Task to carry out:
Identify all lines of the data containing the string "xlabel" and copy them.

Record list:
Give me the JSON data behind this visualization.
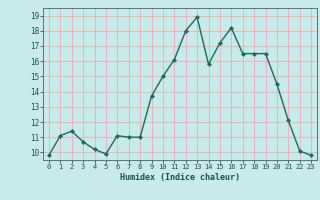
{
  "x": [
    0,
    1,
    2,
    3,
    4,
    5,
    6,
    7,
    8,
    9,
    10,
    11,
    12,
    13,
    14,
    15,
    16,
    17,
    18,
    19,
    20,
    21,
    22,
    23
  ],
  "y": [
    9.8,
    11.1,
    11.4,
    10.7,
    10.2,
    9.9,
    11.1,
    11.0,
    11.0,
    13.7,
    15.0,
    16.1,
    18.0,
    18.9,
    15.8,
    17.2,
    18.2,
    16.5,
    16.5,
    16.5,
    14.5,
    12.1,
    10.1,
    9.8
  ],
  "xlabel": "Humidex (Indice chaleur)",
  "bg_color": "#c8eaea",
  "line_color": "#1a6b5a",
  "marker_color": "#1a6b5a",
  "grid_color": "#e8b0b0",
  "ylim": [
    9.5,
    19.5
  ],
  "xlim": [
    -0.5,
    23.5
  ],
  "yticks": [
    10,
    11,
    12,
    13,
    14,
    15,
    16,
    17,
    18,
    19
  ],
  "xticks": [
    0,
    1,
    2,
    3,
    4,
    5,
    6,
    7,
    8,
    9,
    10,
    11,
    12,
    13,
    14,
    15,
    16,
    17,
    18,
    19,
    20,
    21,
    22,
    23
  ]
}
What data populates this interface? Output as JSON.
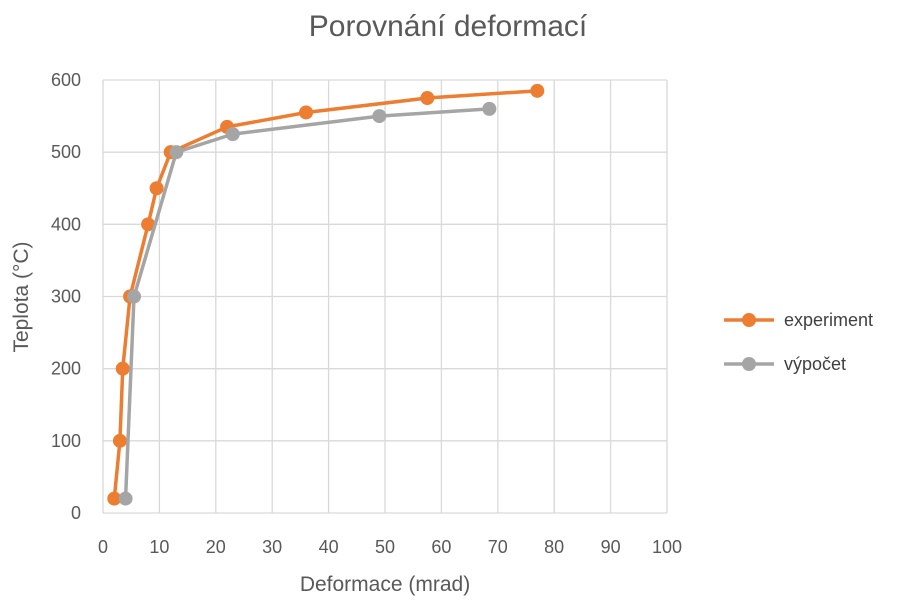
{
  "chart_data": {
    "type": "scatter",
    "title": "Porovnání deformací",
    "xlabel": "Deformace (mrad)",
    "ylabel": "Teplota (°C)",
    "xlim": [
      0,
      100
    ],
    "ylim": [
      0,
      600
    ],
    "xticks": [
      0,
      10,
      20,
      30,
      40,
      50,
      60,
      70,
      80,
      90,
      100
    ],
    "yticks": [
      0,
      100,
      200,
      300,
      400,
      500,
      600
    ],
    "grid": true,
    "legend_position": "right",
    "series": [
      {
        "name": "experiment",
        "color": "#ED7D31",
        "points": [
          {
            "x": 2,
            "y": 20
          },
          {
            "x": 3,
            "y": 100
          },
          {
            "x": 3.5,
            "y": 200
          },
          {
            "x": 4.8,
            "y": 300
          },
          {
            "x": 8,
            "y": 400
          },
          {
            "x": 9.5,
            "y": 450
          },
          {
            "x": 12,
            "y": 500
          },
          {
            "x": 22,
            "y": 535
          },
          {
            "x": 36,
            "y": 555
          },
          {
            "x": 57.5,
            "y": 575
          },
          {
            "x": 77,
            "y": 585
          }
        ]
      },
      {
        "name": "výpočet",
        "color": "#A5A5A5",
        "points": [
          {
            "x": 4,
            "y": 20
          },
          {
            "x": 5.5,
            "y": 300
          },
          {
            "x": 13,
            "y": 500
          },
          {
            "x": 23,
            "y": 525
          },
          {
            "x": 49,
            "y": 550
          },
          {
            "x": 68.5,
            "y": 560
          }
        ]
      }
    ]
  }
}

Reply:
  "xlabel": "Humidex (Indice chaleur)",
    "xlabel": "Deformace (mrad)",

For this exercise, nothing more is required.